- _Exercise prompt_: Look through the records and report how many lines include the word "title", with no other words.
<<<<
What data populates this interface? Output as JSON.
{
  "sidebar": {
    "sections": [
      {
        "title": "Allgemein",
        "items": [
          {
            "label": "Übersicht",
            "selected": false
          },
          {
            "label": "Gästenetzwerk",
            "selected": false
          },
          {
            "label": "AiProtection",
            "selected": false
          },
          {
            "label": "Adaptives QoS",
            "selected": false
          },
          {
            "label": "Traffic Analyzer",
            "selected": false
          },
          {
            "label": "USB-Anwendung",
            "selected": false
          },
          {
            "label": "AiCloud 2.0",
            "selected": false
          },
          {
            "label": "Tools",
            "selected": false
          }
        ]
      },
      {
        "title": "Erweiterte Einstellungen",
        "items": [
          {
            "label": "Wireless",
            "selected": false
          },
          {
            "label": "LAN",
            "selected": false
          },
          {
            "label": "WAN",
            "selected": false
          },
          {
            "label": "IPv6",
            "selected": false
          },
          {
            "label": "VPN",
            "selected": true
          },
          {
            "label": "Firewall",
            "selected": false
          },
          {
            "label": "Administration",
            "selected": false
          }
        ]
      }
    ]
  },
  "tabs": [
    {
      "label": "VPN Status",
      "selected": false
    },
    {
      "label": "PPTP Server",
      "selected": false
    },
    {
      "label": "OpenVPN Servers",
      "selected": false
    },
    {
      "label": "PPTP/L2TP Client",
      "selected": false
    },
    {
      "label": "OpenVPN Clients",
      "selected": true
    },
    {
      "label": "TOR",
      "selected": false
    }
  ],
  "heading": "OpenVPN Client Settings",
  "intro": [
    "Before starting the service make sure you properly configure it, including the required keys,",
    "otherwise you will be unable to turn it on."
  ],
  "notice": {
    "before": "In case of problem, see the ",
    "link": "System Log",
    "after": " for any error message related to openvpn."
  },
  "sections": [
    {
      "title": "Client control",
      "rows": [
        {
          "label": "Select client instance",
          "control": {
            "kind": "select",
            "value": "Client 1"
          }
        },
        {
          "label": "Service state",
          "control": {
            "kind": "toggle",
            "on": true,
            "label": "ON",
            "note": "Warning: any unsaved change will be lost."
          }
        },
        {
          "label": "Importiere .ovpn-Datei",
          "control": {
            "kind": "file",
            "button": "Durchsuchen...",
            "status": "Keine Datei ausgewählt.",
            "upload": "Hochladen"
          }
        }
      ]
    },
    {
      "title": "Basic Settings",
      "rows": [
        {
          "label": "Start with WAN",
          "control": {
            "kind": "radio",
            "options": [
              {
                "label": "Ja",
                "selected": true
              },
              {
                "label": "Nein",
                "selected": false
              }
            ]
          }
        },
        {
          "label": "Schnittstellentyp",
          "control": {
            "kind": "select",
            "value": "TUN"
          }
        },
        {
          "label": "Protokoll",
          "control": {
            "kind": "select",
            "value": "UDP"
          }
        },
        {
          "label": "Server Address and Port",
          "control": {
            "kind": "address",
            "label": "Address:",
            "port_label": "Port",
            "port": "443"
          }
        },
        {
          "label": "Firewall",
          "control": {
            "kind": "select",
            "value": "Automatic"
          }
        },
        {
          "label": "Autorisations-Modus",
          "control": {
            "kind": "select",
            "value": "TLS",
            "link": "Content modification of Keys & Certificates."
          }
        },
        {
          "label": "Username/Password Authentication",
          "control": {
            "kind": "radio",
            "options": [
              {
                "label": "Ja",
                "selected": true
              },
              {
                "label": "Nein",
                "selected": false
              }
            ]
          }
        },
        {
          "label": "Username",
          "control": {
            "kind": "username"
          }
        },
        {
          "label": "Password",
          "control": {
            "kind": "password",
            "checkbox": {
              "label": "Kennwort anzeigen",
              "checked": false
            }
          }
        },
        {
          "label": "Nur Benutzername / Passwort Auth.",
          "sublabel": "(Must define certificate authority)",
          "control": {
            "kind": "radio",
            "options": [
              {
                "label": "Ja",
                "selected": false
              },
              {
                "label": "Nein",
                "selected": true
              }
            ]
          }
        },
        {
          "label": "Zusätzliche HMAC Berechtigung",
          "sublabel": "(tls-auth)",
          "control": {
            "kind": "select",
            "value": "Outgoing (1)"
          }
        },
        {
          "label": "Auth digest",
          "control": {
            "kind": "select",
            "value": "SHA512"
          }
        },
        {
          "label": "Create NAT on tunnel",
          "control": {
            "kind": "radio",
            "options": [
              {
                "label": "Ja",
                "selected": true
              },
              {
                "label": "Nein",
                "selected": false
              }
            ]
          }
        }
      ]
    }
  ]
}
>>>>
- _Exercise response_: 4